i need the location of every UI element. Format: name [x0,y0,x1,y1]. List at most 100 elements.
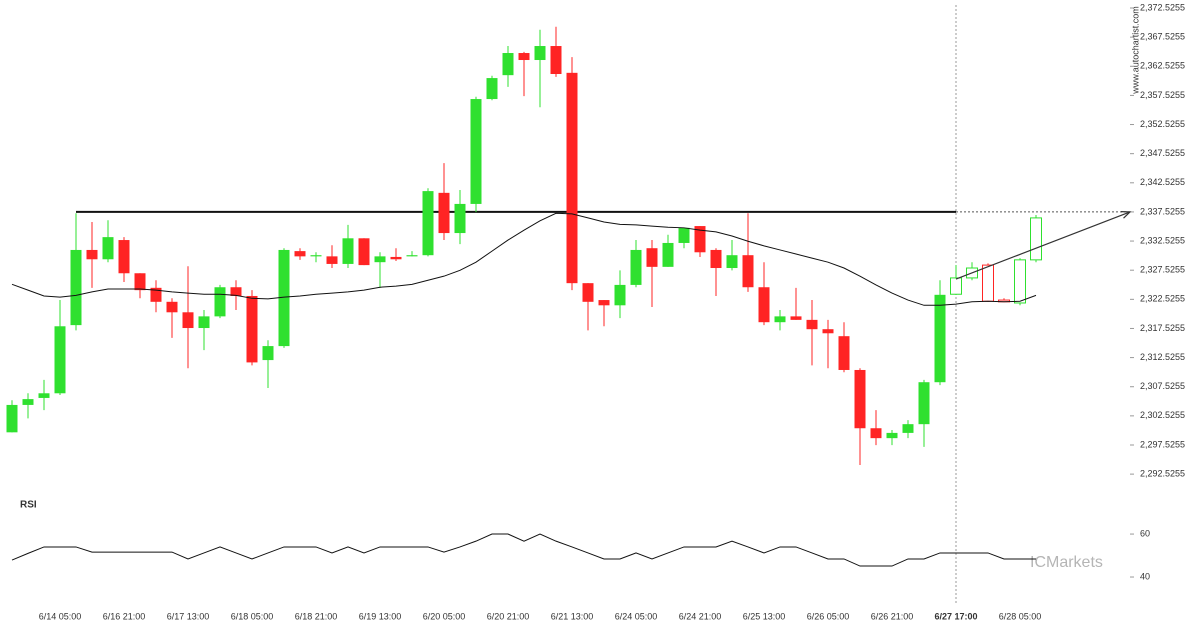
candle-body [470,99,482,204]
x-tick-label: 6/28 05:00 [999,611,1042,621]
candle-body [502,53,514,76]
candle-body [1014,259,1026,304]
candle-body [182,312,194,329]
candle-body [262,346,274,361]
trend-arrow [955,211,1131,280]
x-tick-label: 6/18 21:00 [295,611,338,621]
candle-body [390,256,402,260]
y-tick-label: 2,342.5255 [1140,177,1185,187]
candle-body [582,283,594,302]
candle-body [598,300,610,306]
candle-body [230,287,242,296]
candle-body [982,264,994,302]
candle-body [422,191,434,256]
candle-body [806,319,818,330]
candle-body [630,249,642,285]
candle-body [166,301,178,313]
candle-body [6,404,18,433]
x-tick-label: 6/24 05:00 [615,611,658,621]
candle-body [710,249,722,269]
y-tick-label: 2,332.5255 [1140,235,1185,245]
candle-body [662,242,674,267]
candle-body [22,399,34,405]
rsi-tick-label: 60 [1140,528,1150,538]
candle-body [246,295,258,363]
candle-body [854,369,866,429]
candle-body [694,226,706,253]
candle-body [214,287,226,317]
x-tick-label: 6/26 21:00 [871,611,914,621]
y-tick-label: 2,297.5255 [1140,439,1185,449]
candle-body [1030,217,1042,261]
moving-average [11,212,1037,306]
candle-body [918,382,930,425]
candle-body [678,227,690,243]
y-tick-label: 2,337.5255 [1140,206,1185,216]
x-tick-label: 6/20 21:00 [487,611,530,621]
x-tick-label: 6/18 05:00 [231,611,274,621]
candle-body [742,255,754,288]
candle-body [614,284,626,306]
watermark: ICMarkets [1030,554,1103,571]
candle-body [790,316,802,320]
source: www.autochartist.com [1130,6,1140,95]
x-tick-label: 6/24 21:00 [679,611,722,621]
candle-body [518,53,530,61]
x-tick-label: 6/17 13:00 [167,611,210,621]
candle-body [326,256,338,264]
candle-body [70,249,82,326]
candle-body [342,238,354,264]
candle-body [838,336,850,370]
candle-body [198,316,210,329]
y-tick-label: 2,367.5255 [1140,32,1185,42]
candle-body [278,249,290,347]
candle-body [758,287,770,323]
y-tick-label: 2,347.5255 [1140,148,1185,158]
x-tick-label: 6/21 13:00 [551,611,594,621]
candle-body [54,326,66,394]
candle-body [902,424,914,433]
y-tick-label: 2,372.5255 [1140,2,1185,12]
candle-body [934,294,946,383]
x-tick-label: 6/19 13:00 [359,611,402,621]
y-tick-label: 2,307.5255 [1140,381,1185,391]
candle-body [534,46,546,61]
x-tick-label: 6/20 05:00 [423,611,466,621]
x-tick-label: 6/26 05:00 [807,611,850,621]
candle-body [486,78,498,100]
candle-body [38,393,50,398]
y-tick-label: 2,322.5255 [1140,294,1185,304]
x-tick-label: 6/14 05:00 [39,611,82,621]
candle-body [406,255,418,257]
candle-body [86,249,98,260]
y-tick-label: 2,357.5255 [1140,90,1185,100]
candle-body [374,256,386,263]
y-tick-label: 2,362.5255 [1140,61,1185,71]
candle-body [310,255,322,257]
candle-body [950,277,962,295]
y-tick-label: 2,352.5255 [1140,119,1185,129]
candle-body [454,203,466,234]
rsi-label: RSI [20,500,37,511]
candle-body [870,428,882,439]
candle-body [886,432,898,439]
candle-body [438,192,450,234]
candle-body [550,46,562,74]
candle-body [774,316,786,323]
candle-body [566,72,578,284]
y-tick-label: 2,317.5255 [1140,323,1185,333]
arrow-head [1120,211,1132,219]
candle-body [134,273,146,291]
candle-body [726,255,738,269]
x-tick-label: 6/25 13:00 [743,611,786,621]
candle-body [118,240,130,274]
rsi-line [11,533,1036,567]
y-tick-label: 2,327.5255 [1140,265,1185,275]
candle-body [102,237,114,260]
candle-body [150,287,162,302]
x-tick-label: 6/27 17:00 [934,611,977,621]
y-tick-label: 2,292.5255 [1140,468,1185,478]
rsi-tick-label: 40 [1140,571,1150,581]
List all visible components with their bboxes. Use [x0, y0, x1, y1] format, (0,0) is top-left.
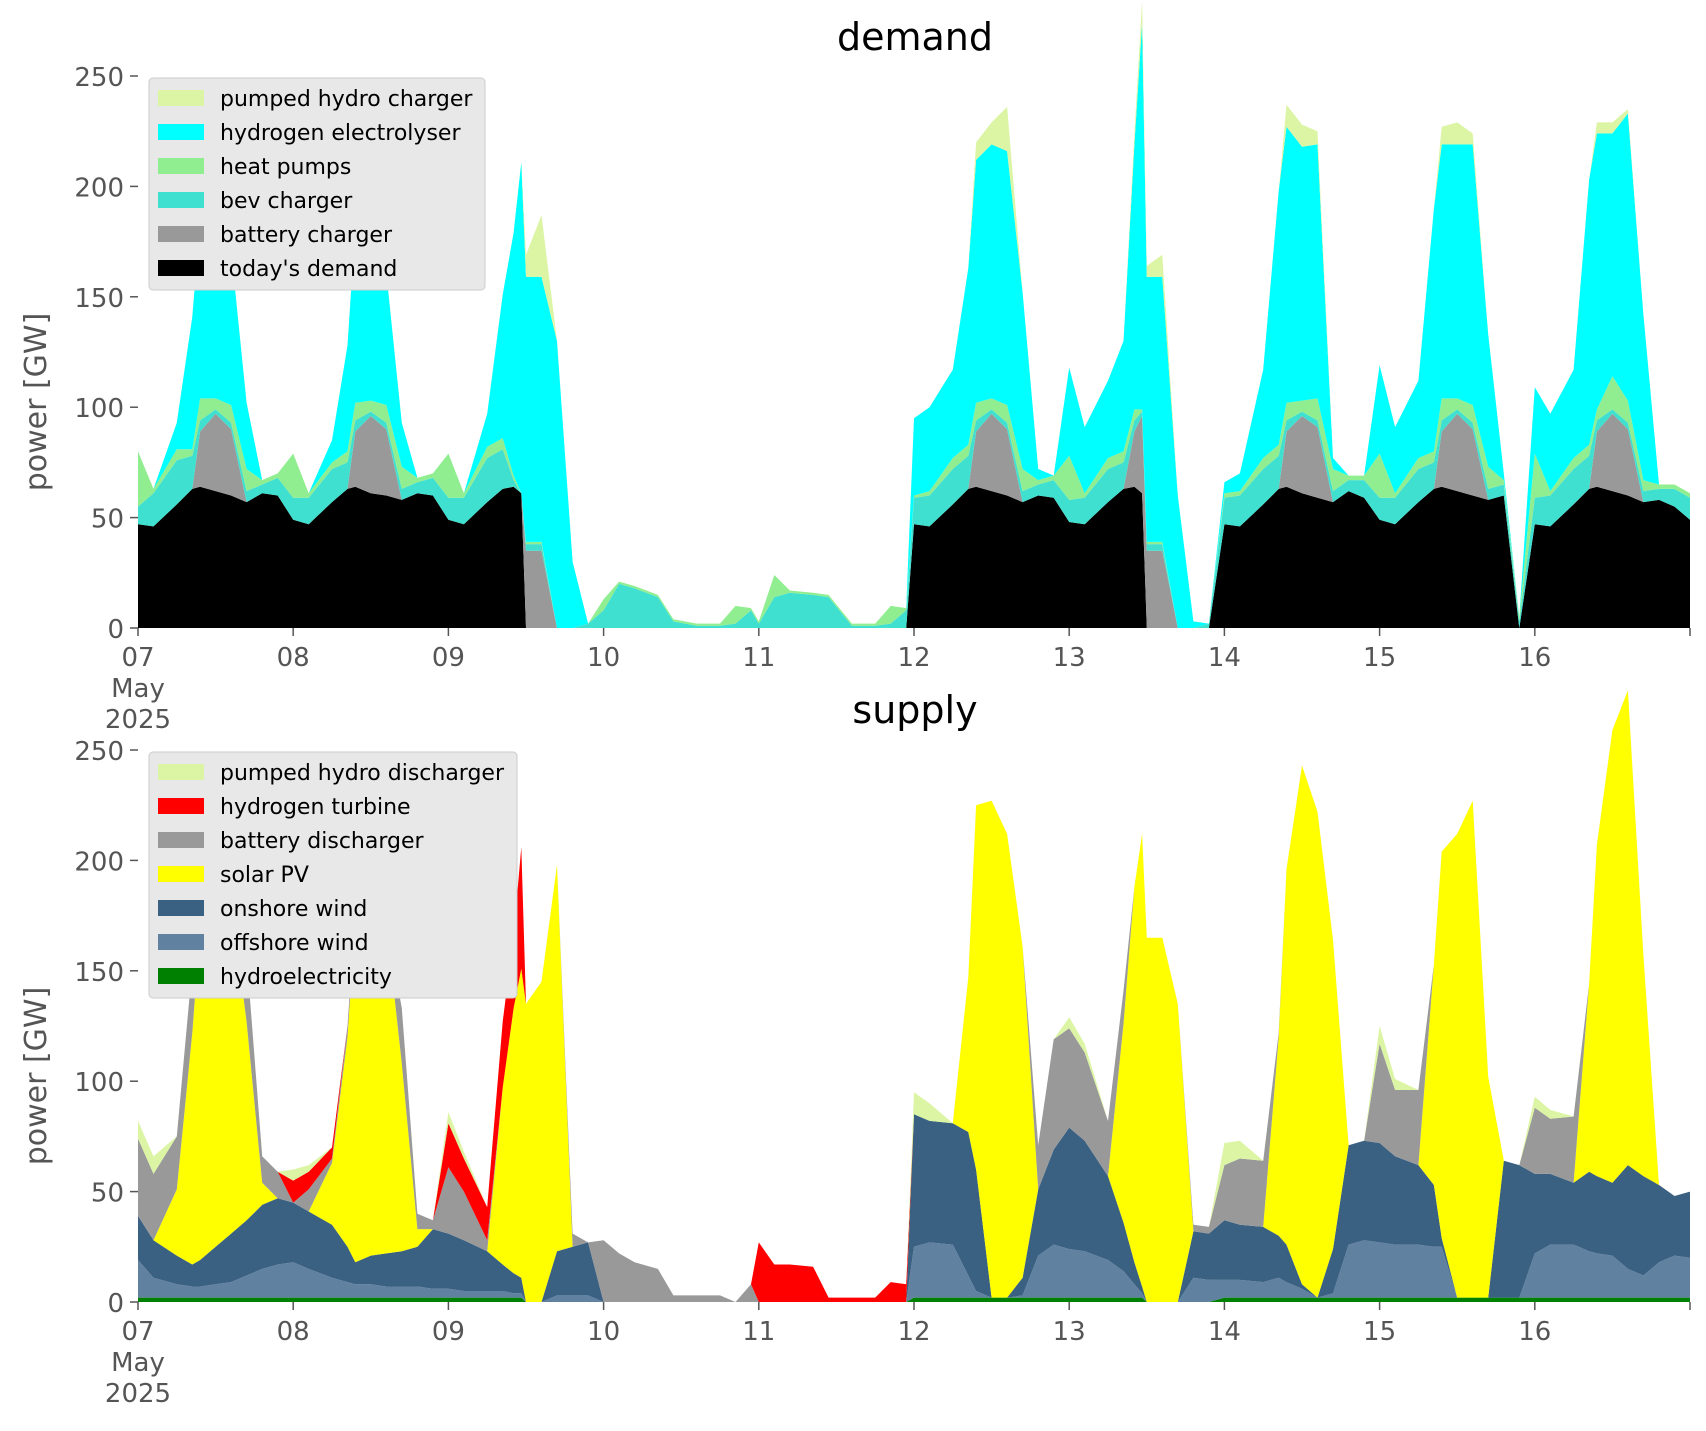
legend-swatch-heat-pumps — [158, 158, 204, 174]
area-hydrogen-electrolyser — [138, 23, 1690, 628]
x-tick-label: 16 — [1518, 643, 1551, 673]
x-tick-label: 11 — [742, 1317, 775, 1347]
supply-legend: pumped hydro discharger hydrogen turbine b… — [148, 751, 518, 999]
area-offshore-wind — [138, 1240, 1690, 1302]
legend-swatch-solar-pv — [158, 866, 204, 882]
x-tick-label: 13 — [1053, 643, 1086, 673]
legend-box — [148, 751, 518, 999]
legend-swatch-pumped-hydro-discharger — [158, 764, 204, 780]
x-tick-label: 10 — [587, 1317, 620, 1347]
legend-swatch-today-s-demand — [158, 260, 204, 276]
legend-label-hydrogen-turbine: hydrogen turbine — [220, 795, 411, 820]
demand-title: demand — [837, 15, 993, 59]
x-tick-label: 12 — [897, 1317, 930, 1347]
demand-legend: pumped hydro charger hydrogen electrolyse… — [148, 77, 486, 291]
legend-swatch-hydrogen-electrolyser — [158, 124, 204, 140]
y-tick-label: 100 — [74, 1068, 124, 1098]
legend-swatch-onshore-wind — [158, 900, 204, 916]
x-tick-label: 13 — [1053, 1317, 1086, 1347]
legend-swatch-pumped-hydro-charger — [158, 90, 204, 106]
x-tick-label: 16 — [1518, 1317, 1551, 1347]
x-tick-label: May — [111, 674, 165, 704]
area-solar-pv — [138, 690, 1690, 1302]
x-tick-label: May — [111, 1348, 165, 1378]
legend-swatch-hydroelectricity — [158, 968, 204, 984]
supply-ylabel: power [GW] — [19, 987, 54, 1166]
x-tick-label: 09 — [432, 643, 465, 673]
legend-swatch-bev-charger — [158, 192, 204, 208]
area-hydroelectricity — [138, 1297, 1690, 1302]
y-tick-label: 50 — [91, 505, 124, 535]
x-tick-label: 08 — [277, 1317, 310, 1347]
x-tick-label: 15 — [1363, 1317, 1396, 1347]
legend-swatch-offshore-wind — [158, 934, 204, 950]
y-tick-label: 250 — [74, 63, 124, 93]
x-tick-label: 10 — [587, 643, 620, 673]
y-tick-label: 200 — [74, 173, 124, 203]
x-tick-label: 11 — [742, 643, 775, 673]
legend-label-battery-charger: battery charger — [220, 223, 393, 248]
y-tick-label: 100 — [74, 394, 124, 424]
y-tick-label: 150 — [74, 284, 124, 314]
legend-label-today-s-demand: today's demand — [220, 257, 397, 282]
x-tick-label: 09 — [432, 1317, 465, 1347]
x-tick-label: 14 — [1208, 643, 1241, 673]
legend-label-bev-charger: bev charger — [220, 189, 353, 214]
y-tick-label: 200 — [74, 847, 124, 877]
legend-swatch-hydrogen-turbine — [158, 798, 204, 814]
x-tick-label: 15 — [1363, 643, 1396, 673]
legend-label-hydrogen-electrolyser: hydrogen electrolyser — [220, 121, 461, 146]
legend-label-heat-pumps: heat pumps — [220, 155, 351, 180]
x-tick-label: 07 — [121, 1317, 154, 1347]
x-tick-label: 07 — [121, 643, 154, 673]
legend-label-offshore-wind: offshore wind — [220, 931, 369, 956]
y-tick-label: 250 — [74, 737, 124, 767]
x-tick-label: 12 — [897, 643, 930, 673]
area-bev-charger — [138, 409, 1690, 628]
x-tick-label: 2025 — [105, 1379, 171, 1409]
legend-label-pumped-hydro-charger: pumped hydro charger — [220, 87, 473, 112]
y-tick-label: 0 — [107, 1289, 124, 1319]
x-tick-label: 2025 — [105, 705, 171, 735]
legend-swatch-battery-discharger — [158, 832, 204, 848]
area-today-s-demand — [138, 486, 1690, 628]
area-battery-charger — [138, 413, 1690, 628]
legend-label-hydroelectricity: hydroelectricity — [220, 965, 392, 990]
y-tick-label: 150 — [74, 958, 124, 988]
y-tick-label: 0 — [107, 615, 124, 645]
legend-label-onshore-wind: onshore wind — [220, 897, 367, 922]
x-tick-label: 08 — [277, 643, 310, 673]
y-tick-label: 50 — [91, 1179, 124, 1209]
legend-label-battery-discharger: battery discharger — [220, 829, 425, 854]
legend-box — [148, 77, 486, 291]
legend-swatch-battery-charger — [158, 226, 204, 242]
legend-label-pumped-hydro-discharger: pumped hydro discharger — [220, 761, 505, 786]
legend-label-solar-pv: solar PV — [220, 863, 309, 888]
demand-ylabel: power [GW] — [19, 313, 54, 492]
x-tick-label: 14 — [1208, 1317, 1241, 1347]
supply-title: supply — [852, 688, 977, 732]
area-onshore-wind — [138, 1114, 1690, 1302]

TUGAS YANG DIKERJAKAN
Ulangi tanpa perubahan bagian materi yang dimulai dari baris berisi "legend-swatch-heat-pumps — [158, 158, 204, 174]" dan berakhir pada baris berisi "x-tick-label: 08 — [277, 1317, 310, 1347]", termasuk kedua baris tersebut.

HASIL TUGAS INI
legend-swatch-heat-pumps — [158, 158, 204, 174]
area-hydrogen-electrolyser — [138, 23, 1690, 628]
x-tick-label: 16 — [1518, 643, 1551, 673]
x-tick-label: 11 — [742, 1317, 775, 1347]
supply-legend: pumped hydro discharger hydrogen turbine b… — [148, 751, 518, 999]
area-offshore-wind — [138, 1240, 1690, 1302]
legend-swatch-solar-pv — [158, 866, 204, 882]
x-tick-label: 13 — [1053, 643, 1086, 673]
legend-box — [148, 751, 518, 999]
legend-swatch-pumped-hydro-discharger — [158, 764, 204, 780]
x-tick-label: 10 — [587, 1317, 620, 1347]
legend-swatch-today-s-demand — [158, 260, 204, 276]
legend-label-hydrogen-turbine: hydrogen turbine — [220, 795, 411, 820]
demand-title: demand — [837, 15, 993, 59]
x-tick-label: 12 — [897, 1317, 930, 1347]
demand-legend: pumped hydro charger hydrogen electrolyse… — [148, 77, 486, 291]
legend-swatch-hydrogen-electrolyser — [158, 124, 204, 140]
y-tick-label: 100 — [74, 1068, 124, 1098]
legend-swatch-onshore-wind — [158, 900, 204, 916]
x-tick-label: 13 — [1053, 1317, 1086, 1347]
legend-swatch-pumped-hydro-charger — [158, 90, 204, 106]
x-tick-label: 16 — [1518, 1317, 1551, 1347]
x-tick-label: May — [111, 674, 165, 704]
area-solar-pv — [138, 690, 1690, 1302]
x-tick-label: May — [111, 1348, 165, 1378]
legend-swatch-hydroelectricity — [158, 968, 204, 984]
supply-ylabel: power [GW] — [19, 987, 54, 1166]
x-tick-label: 09 — [432, 643, 465, 673]
legend-swatch-bev-charger — [158, 192, 204, 208]
area-hydroelectricity — [138, 1297, 1690, 1302]
y-tick-label: 50 — [91, 505, 124, 535]
x-tick-label: 08 — [277, 1317, 310, 1347]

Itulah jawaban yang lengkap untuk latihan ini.